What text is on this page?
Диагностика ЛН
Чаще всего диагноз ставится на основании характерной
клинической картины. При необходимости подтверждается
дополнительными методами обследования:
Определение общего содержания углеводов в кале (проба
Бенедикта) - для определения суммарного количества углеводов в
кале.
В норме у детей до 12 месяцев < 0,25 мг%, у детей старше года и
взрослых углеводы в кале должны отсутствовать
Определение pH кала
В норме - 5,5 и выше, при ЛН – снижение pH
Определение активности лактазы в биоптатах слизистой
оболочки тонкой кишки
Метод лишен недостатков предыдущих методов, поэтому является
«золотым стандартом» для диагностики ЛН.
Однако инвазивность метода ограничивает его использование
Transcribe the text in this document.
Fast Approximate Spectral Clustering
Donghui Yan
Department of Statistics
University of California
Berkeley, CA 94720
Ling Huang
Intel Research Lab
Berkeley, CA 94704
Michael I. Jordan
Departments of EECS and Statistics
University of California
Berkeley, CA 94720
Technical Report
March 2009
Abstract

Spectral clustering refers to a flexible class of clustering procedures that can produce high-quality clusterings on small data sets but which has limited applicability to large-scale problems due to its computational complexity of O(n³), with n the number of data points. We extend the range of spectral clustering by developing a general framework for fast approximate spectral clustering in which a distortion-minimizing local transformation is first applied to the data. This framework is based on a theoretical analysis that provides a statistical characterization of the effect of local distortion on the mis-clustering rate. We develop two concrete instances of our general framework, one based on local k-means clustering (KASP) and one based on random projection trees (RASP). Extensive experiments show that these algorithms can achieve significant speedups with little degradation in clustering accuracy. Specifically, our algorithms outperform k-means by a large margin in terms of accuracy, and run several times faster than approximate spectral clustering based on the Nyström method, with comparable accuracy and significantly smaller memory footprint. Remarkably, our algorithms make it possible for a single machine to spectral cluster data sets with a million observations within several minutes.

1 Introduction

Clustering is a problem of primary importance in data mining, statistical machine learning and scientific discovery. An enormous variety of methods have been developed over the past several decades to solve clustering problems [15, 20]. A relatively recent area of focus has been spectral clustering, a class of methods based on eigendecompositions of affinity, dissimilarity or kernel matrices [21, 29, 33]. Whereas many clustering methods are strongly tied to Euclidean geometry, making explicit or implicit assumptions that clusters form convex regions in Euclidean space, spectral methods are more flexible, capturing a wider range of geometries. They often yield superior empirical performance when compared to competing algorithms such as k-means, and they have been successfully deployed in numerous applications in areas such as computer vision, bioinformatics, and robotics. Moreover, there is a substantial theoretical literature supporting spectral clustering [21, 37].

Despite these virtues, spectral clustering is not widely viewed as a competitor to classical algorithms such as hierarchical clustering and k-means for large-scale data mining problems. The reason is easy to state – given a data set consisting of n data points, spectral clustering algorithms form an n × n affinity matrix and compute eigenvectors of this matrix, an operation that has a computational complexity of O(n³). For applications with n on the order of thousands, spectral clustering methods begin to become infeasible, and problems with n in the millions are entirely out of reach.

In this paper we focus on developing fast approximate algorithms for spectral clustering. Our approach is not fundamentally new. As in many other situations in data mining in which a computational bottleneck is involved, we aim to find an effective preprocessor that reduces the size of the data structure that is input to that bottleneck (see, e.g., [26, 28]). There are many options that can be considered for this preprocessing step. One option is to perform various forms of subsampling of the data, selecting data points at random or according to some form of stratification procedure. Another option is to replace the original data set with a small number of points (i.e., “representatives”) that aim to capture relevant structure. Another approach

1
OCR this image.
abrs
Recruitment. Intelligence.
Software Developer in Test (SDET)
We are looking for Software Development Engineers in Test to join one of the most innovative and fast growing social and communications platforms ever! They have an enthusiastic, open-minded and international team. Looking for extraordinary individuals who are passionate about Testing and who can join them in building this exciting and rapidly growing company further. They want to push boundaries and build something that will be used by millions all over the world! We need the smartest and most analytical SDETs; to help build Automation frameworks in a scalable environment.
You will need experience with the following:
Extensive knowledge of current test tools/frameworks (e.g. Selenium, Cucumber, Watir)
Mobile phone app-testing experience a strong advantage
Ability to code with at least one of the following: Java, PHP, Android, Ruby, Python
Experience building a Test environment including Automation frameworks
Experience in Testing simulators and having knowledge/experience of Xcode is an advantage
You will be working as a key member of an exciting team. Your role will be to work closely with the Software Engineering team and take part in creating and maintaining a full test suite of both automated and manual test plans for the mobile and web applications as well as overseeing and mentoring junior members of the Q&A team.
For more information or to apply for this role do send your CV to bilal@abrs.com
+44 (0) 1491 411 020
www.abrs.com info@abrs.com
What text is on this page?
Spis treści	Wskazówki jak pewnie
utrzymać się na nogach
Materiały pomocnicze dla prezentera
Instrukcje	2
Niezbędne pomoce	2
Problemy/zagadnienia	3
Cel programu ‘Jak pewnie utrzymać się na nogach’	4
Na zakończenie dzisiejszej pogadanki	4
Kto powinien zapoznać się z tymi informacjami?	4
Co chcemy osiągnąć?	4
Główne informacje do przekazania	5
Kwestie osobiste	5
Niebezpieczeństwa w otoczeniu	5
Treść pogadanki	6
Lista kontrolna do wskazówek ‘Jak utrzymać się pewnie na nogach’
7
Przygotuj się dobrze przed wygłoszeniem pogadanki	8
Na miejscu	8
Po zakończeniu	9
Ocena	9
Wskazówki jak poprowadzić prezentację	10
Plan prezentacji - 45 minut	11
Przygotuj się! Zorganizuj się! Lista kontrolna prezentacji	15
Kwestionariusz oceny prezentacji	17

○ ○ ○

§ **Stated goal**: Reply with nothing but the number of lines in the data above that contain "prezentacji".

§ **Task solution**: 3